> [RECORDS SUPPLIED]
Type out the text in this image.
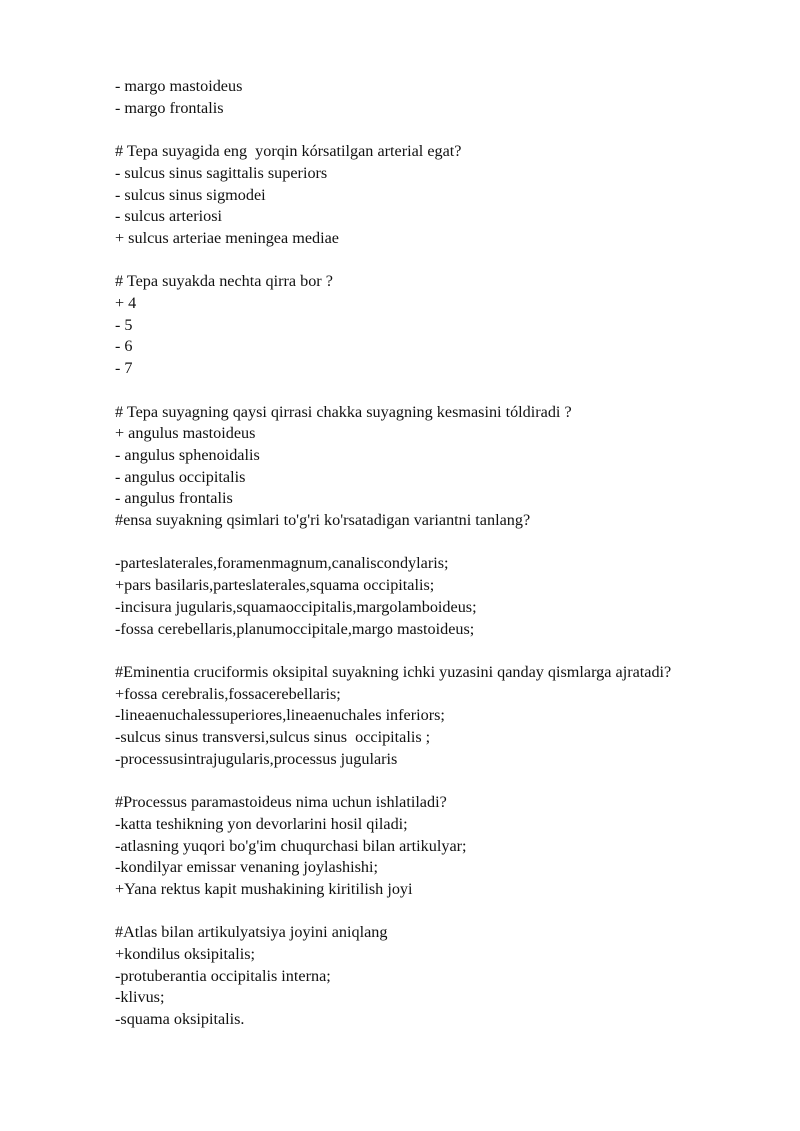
- margo mastoideus
- margo frontalis
# Tepa suyagida eng  yorqin kórsatilgan arterial egat?
- sulcus sinus sagittalis superiors
- sulcus sinus sigmodei
- sulcus arteriosi
+ sulcus arteriae meningea mediae
# Tepa suyakda nechta qirra bor ?
+ 4
- 5
- 6
- 7
# Tepa suyagning qaysi qirrasi chakka suyagning kesmasini tóldiradi ?
+ angulus mastoideus
- angulus sphenoidalis
- angulus occipitalis
- angulus frontalis
#ensa suyakning qsimlari to'g'ri ko'rsatadigan variantni tanlang?
-parteslaterales,foramenmagnum,canaliscondylaris;
+pars basilaris,parteslaterales,squama occipitalis;
-incisura jugularis,squamaoccipitalis,margolamboideus;
-fossa cerebellaris,planumoccipitale,margo mastoideus;
#Eminentia cruciformis oksipital suyakning ichki yuzasini qanday qismlarga ajratadi?
+fossa cerebralis,fossacerebellaris;
-lineaenuchalessuperiores,lineaenuchales inferiors;
-sulcus sinus transversi,sulcus sinus  occipitalis ;
-processusintrajugularis,processus jugularis
#Processus paramastoideus nima uchun ishlatiladi?
-katta teshikning yon devorlarini hosil qiladi;
-atlasning yuqori bo'g'im chuqurchasi bilan artikulyar;
-kondilyar emissar venaning joylashishi;
+Yana rektus kapit mushakining kiritilish joyi
#Atlas bilan artikulyatsiya joyini aniqlang
+kondilus oksipitalis;
-protuberantia occipitalis interna;
-klivus;
-squama oksipitalis.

> [PROBLEM TO WORK ON]
Using the records above, output their complete text exactly, minus any images.

> [SOLVED EXERCISE]
Type out the text in this image.
- margo mastoideus
- margo frontalis
# Tepa suyagida eng  yorqin kórsatilgan arterial egat?
- sulcus sinus sagittalis superiors
- sulcus sinus sigmodei
- sulcus arteriosi
+ sulcus arteriae meningea mediae
# Tepa suyakda nechta qirra bor ?
+ 4
- 5
- 6
- 7
# Tepa suyagning qaysi qirrasi chakka suyagning kesmasini tóldiradi ?
+ angulus mastoideus
- angulus sphenoidalis
- angulus occipitalis
- angulus frontalis
#ensa suyakning qsimlari to'g'ri ko'rsatadigan variantni tanlang?
-parteslaterales,foramenmagnum,canaliscondylaris;
+pars basilaris,parteslaterales,squama occipitalis;
-incisura jugularis,squamaoccipitalis,margolamboideus;
-fossa cerebellaris,planumoccipitale,margo mastoideus;
#Eminentia cruciformis oksipital suyakning ichki yuzasini qanday qismlarga ajratadi?
+fossa cerebralis,fossacerebellaris;
-lineaenuchalessuperiores,lineaenuchales inferiors;
-sulcus sinus transversi,sulcus sinus  occipitalis ;
-processusintrajugularis,processus jugularis
#Processus paramastoideus nima uchun ishlatiladi?
-katta teshikning yon devorlarini hosil qiladi;
-atlasning yuqori bo'g'im chuqurchasi bilan artikulyar;
-kondilyar emissar venaning joylashishi;
+Yana rektus kapit mushakining kiritilish joyi
#Atlas bilan artikulyatsiya joyini aniqlang
+kondilus oksipitalis;
-protuberantia occipitalis interna;
-klivus;
-squama oksipitalis.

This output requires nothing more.